Return every entry exactly.
:::
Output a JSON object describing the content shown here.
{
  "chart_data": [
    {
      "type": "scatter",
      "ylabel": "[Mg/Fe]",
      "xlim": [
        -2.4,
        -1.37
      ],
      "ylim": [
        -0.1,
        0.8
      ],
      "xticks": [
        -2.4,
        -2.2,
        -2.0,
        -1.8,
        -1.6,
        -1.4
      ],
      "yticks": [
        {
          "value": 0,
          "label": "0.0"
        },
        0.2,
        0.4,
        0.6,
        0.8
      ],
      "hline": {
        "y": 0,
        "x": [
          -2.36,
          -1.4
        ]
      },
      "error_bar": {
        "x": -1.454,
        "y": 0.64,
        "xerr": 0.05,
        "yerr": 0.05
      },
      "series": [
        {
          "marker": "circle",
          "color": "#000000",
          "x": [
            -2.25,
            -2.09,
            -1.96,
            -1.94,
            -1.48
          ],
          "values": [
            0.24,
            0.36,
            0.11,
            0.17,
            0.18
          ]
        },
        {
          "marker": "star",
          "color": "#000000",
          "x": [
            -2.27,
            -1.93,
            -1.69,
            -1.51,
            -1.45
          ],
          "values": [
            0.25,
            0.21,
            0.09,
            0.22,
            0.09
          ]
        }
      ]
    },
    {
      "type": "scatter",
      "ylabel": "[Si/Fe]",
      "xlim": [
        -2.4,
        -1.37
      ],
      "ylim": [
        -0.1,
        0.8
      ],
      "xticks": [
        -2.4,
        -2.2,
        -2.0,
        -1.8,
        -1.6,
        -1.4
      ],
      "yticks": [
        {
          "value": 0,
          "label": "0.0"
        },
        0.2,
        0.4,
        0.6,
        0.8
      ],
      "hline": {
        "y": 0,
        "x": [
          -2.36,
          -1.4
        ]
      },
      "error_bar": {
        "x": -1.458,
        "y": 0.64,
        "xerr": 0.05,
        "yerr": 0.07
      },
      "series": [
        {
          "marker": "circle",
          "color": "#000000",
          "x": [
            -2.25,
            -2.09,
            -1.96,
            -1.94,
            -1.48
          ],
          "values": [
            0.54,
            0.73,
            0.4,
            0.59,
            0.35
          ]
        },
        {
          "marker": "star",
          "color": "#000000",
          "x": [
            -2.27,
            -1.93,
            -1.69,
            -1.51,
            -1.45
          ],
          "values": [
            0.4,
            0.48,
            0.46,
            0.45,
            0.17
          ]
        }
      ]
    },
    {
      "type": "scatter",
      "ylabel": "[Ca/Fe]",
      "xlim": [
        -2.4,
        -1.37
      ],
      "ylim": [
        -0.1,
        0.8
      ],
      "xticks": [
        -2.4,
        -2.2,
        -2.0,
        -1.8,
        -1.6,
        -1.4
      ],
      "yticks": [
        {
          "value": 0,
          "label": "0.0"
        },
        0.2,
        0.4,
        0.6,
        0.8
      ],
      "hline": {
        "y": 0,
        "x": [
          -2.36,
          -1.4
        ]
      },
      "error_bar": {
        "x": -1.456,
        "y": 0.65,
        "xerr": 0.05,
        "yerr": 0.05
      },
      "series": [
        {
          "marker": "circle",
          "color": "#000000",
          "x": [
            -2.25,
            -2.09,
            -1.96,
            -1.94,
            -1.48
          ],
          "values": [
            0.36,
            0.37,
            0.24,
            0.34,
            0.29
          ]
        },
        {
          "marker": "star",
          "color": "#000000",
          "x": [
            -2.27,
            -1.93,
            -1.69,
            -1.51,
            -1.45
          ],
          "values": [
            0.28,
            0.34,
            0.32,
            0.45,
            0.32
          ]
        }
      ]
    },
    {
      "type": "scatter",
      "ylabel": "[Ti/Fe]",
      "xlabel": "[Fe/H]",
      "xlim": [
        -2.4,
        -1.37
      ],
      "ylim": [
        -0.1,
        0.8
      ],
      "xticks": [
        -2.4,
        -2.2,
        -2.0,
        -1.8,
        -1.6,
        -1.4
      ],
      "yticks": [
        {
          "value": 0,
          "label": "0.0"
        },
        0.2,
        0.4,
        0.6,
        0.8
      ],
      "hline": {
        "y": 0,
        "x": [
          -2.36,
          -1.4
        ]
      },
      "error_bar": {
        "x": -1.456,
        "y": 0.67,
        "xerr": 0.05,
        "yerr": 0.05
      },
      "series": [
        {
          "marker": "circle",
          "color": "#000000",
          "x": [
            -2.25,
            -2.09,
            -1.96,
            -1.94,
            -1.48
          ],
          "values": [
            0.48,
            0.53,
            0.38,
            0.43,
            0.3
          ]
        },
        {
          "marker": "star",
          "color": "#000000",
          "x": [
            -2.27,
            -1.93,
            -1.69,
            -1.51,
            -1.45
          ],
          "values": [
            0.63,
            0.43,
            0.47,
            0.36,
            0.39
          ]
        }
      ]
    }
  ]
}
:::
▶ _CORRECT RESULT_:
Output a JSON object describing the content shown here.
{
  "chart_data": [
    {
      "type": "scatter",
      "ylabel": "[Mg/Fe]",
      "xlim": [
        -2.4,
        -1.37
      ],
      "ylim": [
        -0.1,
        0.8
      ],
      "xticks": [
        -2.4,
        -2.2,
        -2.0,
        -1.8,
        -1.6,
        -1.4
      ],
      "yticks": [
        {
          "value": 0,
          "label": "0.0"
        },
        0.2,
        0.4,
        0.6,
        0.8
      ],
      "hline": {
        "y": 0,
        "x": [
          -2.36,
          -1.4
        ]
      },
      "error_bar": {
        "x": -1.454,
        "y": 0.64,
        "xerr": 0.05,
        "yerr": 0.05
      },
      "series": [
        {
          "marker": "circle",
          "color": "#000000",
          "x": [
            -2.25,
            -2.09,
            -1.96,
            -1.94,
            -1.48
          ],
          "values": [
            0.24,
            0.36,
            0.11,
            0.17,
            0.18
          ]
        },
        {
          "marker": "star",
          "color": "#000000",
          "x": [
            -2.27,
            -1.93,
            -1.69,
            -1.51,
            -1.45
          ],
          "values": [
            0.25,
            0.21,
            0.09,
            0.22,
            0.09
          ]
        }
      ]
    },
    {
      "type": "scatter",
      "ylabel": "[Si/Fe]",
      "xlim": [
        -2.4,
        -1.37
      ],
      "ylim": [
        -0.1,
        0.8
      ],
      "xticks": [
        -2.4,
        -2.2,
        -2.0,
        -1.8,
        -1.6,
        -1.4
      ],
      "yticks": [
        {
          "value": 0,
          "label": "0.0"
        },
        0.2,
        0.4,
        0.6,
        0.8
      ],
      "hline": {
        "y": 0,
        "x": [
          -2.36,
          -1.4
        ]
      },
      "error_bar": {
        "x": -1.458,
        "y": 0.64,
        "xerr": 0.05,
        "yerr": 0.07
      },
      "series": [
        {
          "marker": "circle",
          "color": "#000000",
          "x": [
            -2.25,
            -2.09,
            -1.96,
            -1.94,
            -1.48
          ],
          "values": [
            0.54,
            0.73,
            0.4,
            0.59,
            0.35
          ]
        },
        {
          "marker": "star",
          "color": "#000000",
          "x": [
            -2.27,
            -1.93,
            -1.69,
            -1.51,
            -1.45
          ],
          "values": [
            0.4,
            0.48,
            0.46,
            0.45,
            0.17
          ]
        }
      ]
    },
    {
      "type": "scatter",
      "ylabel": "[Ca/Fe]",
      "xlim": [
        -2.4,
        -1.37
      ],
      "ylim": [
        -0.1,
        0.8
      ],
      "xticks": [
        -2.4,
        -2.2,
        -2.0,
        -1.8,
        -1.6,
        -1.4
      ],
      "yticks": [
        {
          "value": 0,
          "label": "0.0"
        },
        0.2,
        0.4,
        0.6,
        0.8
      ],
      "hline": {
        "y": 0,
        "x": [
          -2.36,
          -1.4
        ]
      },
      "error_bar": {
        "x": -1.456,
        "y": 0.65,
        "xerr": 0.05,
        "yerr": 0.05
      },
      "series": [
        {
          "marker": "circle",
          "color": "#000000",
          "x": [
            -2.25,
            -2.09,
            -1.96,
            -1.94,
            -1.48
          ],
          "values": [
            0.36,
            0.37,
            0.24,
            0.34,
            0.29
          ]
        },
        {
          "marker": "star",
          "color": "#000000",
          "x": [
            -2.27,
            -1.93,
            -1.69,
            -1.51,
            -1.45
          ],
          "values": [
            0.28,
            0.34,
            0.32,
            0.45,
            0.32
          ]
        }
      ]
    },
    {
      "type": "scatter",
      "ylabel": "[Ti/Fe]",
      "xlabel": "[Fe/H]",
      "xlim": [
        -2.4,
        -1.37
      ],
      "ylim": [
        -0.1,
        0.8
      ],
      "xticks": [
        -2.4,
        -2.2,
        -2.0,
        -1.8,
        -1.6,
        -1.4
      ],
      "yticks": [
        {
          "value": 0,
          "label": "0.0"
        },
        0.2,
        0.4,
        0.6,
        0.8
      ],
      "hline": {
        "y": 0,
        "x": [
          -2.36,
          -1.4
        ]
      },
      "error_bar": {
        "x": -1.456,
        "y": 0.67,
        "xerr": 0.05,
        "yerr": 0.05
      },
      "series": [
        {
          "marker": "circle",
          "color": "#000000",
          "x": [
            -2.25,
            -2.09,
            -1.96,
            -1.94,
            -1.48
          ],
          "values": [
            0.48,
            0.53,
            0.38,
            0.43,
            0.3
          ]
        },
        {
          "marker": "star",
          "color": "#000000",
          "x": [
            -2.27,
            -1.93,
            -1.69,
            -1.51,
            -1.45
          ],
          "values": [
            0.63,
            0.43,
            0.47,
            0.36,
            0.39
          ]
        }
      ]
    }
  ]
}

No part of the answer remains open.